§ Your instructions: From the material below, list every line containing "景市监处罚".

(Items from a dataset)
(begin)
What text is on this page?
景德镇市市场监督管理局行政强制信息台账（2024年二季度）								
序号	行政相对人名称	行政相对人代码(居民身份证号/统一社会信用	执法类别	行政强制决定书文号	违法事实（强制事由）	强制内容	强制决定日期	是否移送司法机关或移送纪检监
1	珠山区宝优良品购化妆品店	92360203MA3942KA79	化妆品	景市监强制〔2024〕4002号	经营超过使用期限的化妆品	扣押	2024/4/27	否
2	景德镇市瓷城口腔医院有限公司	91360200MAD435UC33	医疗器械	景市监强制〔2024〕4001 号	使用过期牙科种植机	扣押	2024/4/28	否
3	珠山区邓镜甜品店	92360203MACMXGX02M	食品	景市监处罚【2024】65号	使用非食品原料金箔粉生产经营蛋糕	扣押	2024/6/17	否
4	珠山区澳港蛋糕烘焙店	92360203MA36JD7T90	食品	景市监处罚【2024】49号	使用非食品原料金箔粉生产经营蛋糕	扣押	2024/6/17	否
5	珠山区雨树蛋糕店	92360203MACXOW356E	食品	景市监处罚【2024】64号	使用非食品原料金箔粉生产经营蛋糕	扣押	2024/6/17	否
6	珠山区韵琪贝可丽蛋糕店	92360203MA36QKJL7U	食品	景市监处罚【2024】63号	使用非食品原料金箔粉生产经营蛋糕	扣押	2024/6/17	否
(end)
(begin)
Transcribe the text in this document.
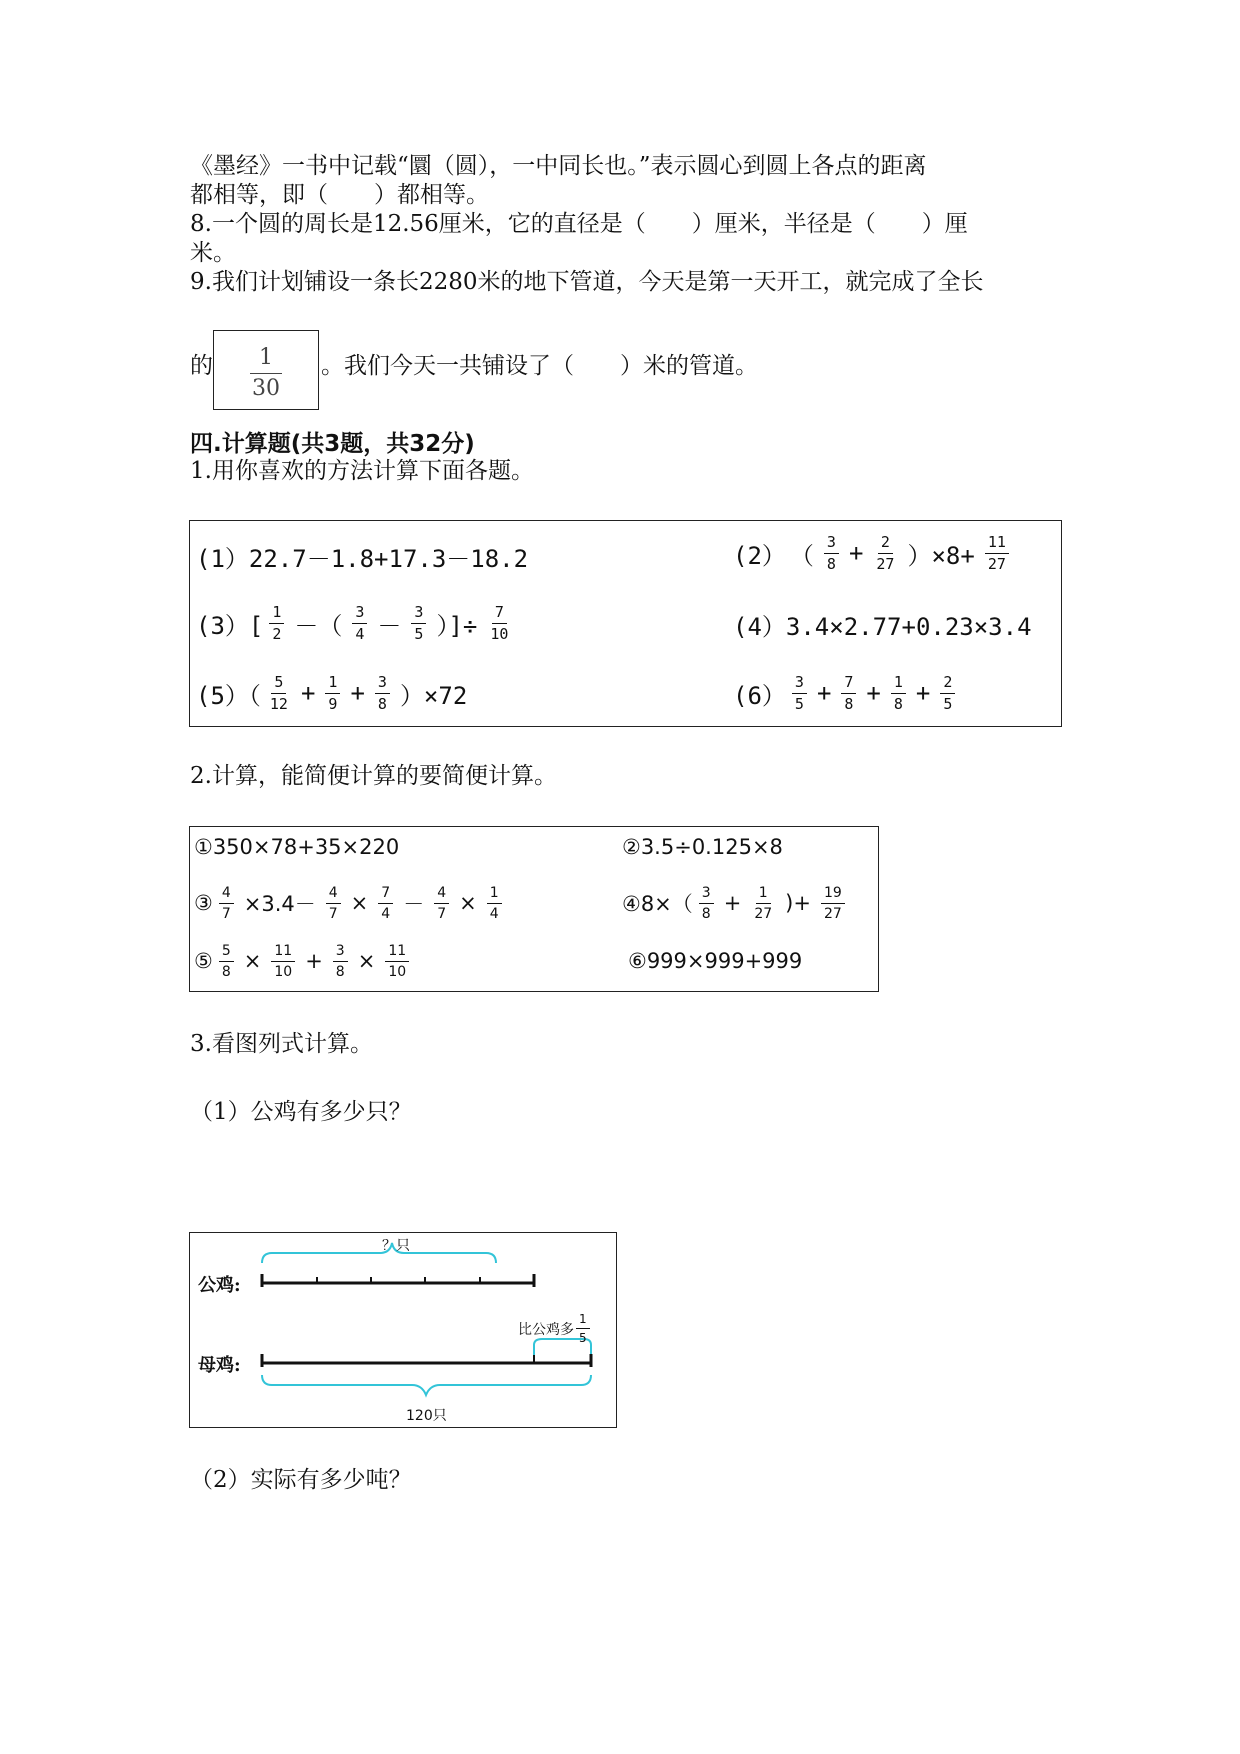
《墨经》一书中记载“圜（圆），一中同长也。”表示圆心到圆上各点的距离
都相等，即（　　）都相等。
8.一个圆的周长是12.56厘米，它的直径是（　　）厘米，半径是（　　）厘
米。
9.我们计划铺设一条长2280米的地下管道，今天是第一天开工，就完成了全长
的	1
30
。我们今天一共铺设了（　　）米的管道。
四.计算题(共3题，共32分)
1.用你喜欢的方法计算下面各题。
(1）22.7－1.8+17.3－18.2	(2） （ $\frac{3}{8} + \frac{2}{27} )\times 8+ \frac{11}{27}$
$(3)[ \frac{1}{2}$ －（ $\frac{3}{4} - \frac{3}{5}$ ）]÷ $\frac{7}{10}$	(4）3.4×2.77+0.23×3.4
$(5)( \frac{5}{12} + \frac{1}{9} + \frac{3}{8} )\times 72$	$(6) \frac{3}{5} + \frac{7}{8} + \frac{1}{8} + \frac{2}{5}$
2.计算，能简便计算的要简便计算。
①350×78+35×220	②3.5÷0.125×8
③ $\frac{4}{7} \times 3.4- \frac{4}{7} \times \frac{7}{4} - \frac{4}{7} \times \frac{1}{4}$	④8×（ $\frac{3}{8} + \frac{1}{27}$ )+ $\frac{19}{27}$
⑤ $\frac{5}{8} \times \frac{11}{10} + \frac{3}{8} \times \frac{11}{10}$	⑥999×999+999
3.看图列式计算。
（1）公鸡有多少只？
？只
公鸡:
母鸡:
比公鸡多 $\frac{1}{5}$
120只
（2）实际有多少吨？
(end)
§ Solution to this problem:
3	珠山区邓镜甜品店	92360203MACMXGX02M	食品	景市监处罚【2024】65号	使用非食品原料金箔粉生产经营蛋糕	扣押	2024/6/17	否
4	珠山区澳港蛋糕烘焙店	92360203MA36JD7T90	食品	景市监处罚【2024】49号	使用非食品原料金箔粉生产经营蛋糕	扣押	2024/6/17	否
5	珠山区雨树蛋糕店	92360203MACXOW356E	食品	景市监处罚【2024】64号	使用非食品原料金箔粉生产经营蛋糕	扣押	2024/6/17	否
6	珠山区韵琪贝可丽蛋糕店	92360203MA36QKJL7U	食品	景市监处罚【2024】63号	使用非食品原料金箔粉生产经营蛋糕	扣押	2024/6/17	否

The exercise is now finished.